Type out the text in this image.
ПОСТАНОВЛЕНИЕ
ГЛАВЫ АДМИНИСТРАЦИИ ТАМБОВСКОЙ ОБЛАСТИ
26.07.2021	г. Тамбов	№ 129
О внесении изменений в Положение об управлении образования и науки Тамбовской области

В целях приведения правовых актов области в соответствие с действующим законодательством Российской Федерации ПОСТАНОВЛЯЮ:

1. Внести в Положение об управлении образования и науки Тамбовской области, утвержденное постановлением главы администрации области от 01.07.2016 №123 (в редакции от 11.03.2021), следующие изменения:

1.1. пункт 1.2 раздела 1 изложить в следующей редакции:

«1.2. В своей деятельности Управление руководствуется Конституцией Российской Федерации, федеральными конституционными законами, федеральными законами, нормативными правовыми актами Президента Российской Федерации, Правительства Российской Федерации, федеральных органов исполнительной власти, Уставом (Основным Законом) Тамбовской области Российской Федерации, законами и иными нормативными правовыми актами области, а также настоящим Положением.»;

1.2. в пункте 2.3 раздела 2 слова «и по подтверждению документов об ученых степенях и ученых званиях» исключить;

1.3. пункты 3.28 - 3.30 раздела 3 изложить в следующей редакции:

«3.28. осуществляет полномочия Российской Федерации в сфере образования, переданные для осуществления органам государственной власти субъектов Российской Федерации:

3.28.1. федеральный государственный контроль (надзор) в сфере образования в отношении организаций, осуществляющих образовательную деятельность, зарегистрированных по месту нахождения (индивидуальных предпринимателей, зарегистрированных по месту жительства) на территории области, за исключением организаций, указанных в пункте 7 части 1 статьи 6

GOAL OF THE EXERCISE
Gather each line of the listing containing the word "Федерации" and show it.

RESPONSE TO THE TASK
В целях приведения правовых актов области в соответствие с действующим законодательством Российской Федерации ПОСТАНОВЛЯЮ:
«1.2. В своей деятельности Управление руководствуется Конституцией Российской Федерации, федеральными конституционными законами, федеральными законами, нормативными правовыми актами Президента Российской Федерации, Правительства Российской Федерации, федеральных органов исполнительной власти, Уставом (Основным Законом) Тамбовской области Российской Федерации, законами и иными нормативными правовыми актами области, а также настоящим Положением.»;
«3.28. осуществляет полномочия Российской Федерации в сфере образования, переданные для осуществления органам государственной власти субъектов Российской Федерации:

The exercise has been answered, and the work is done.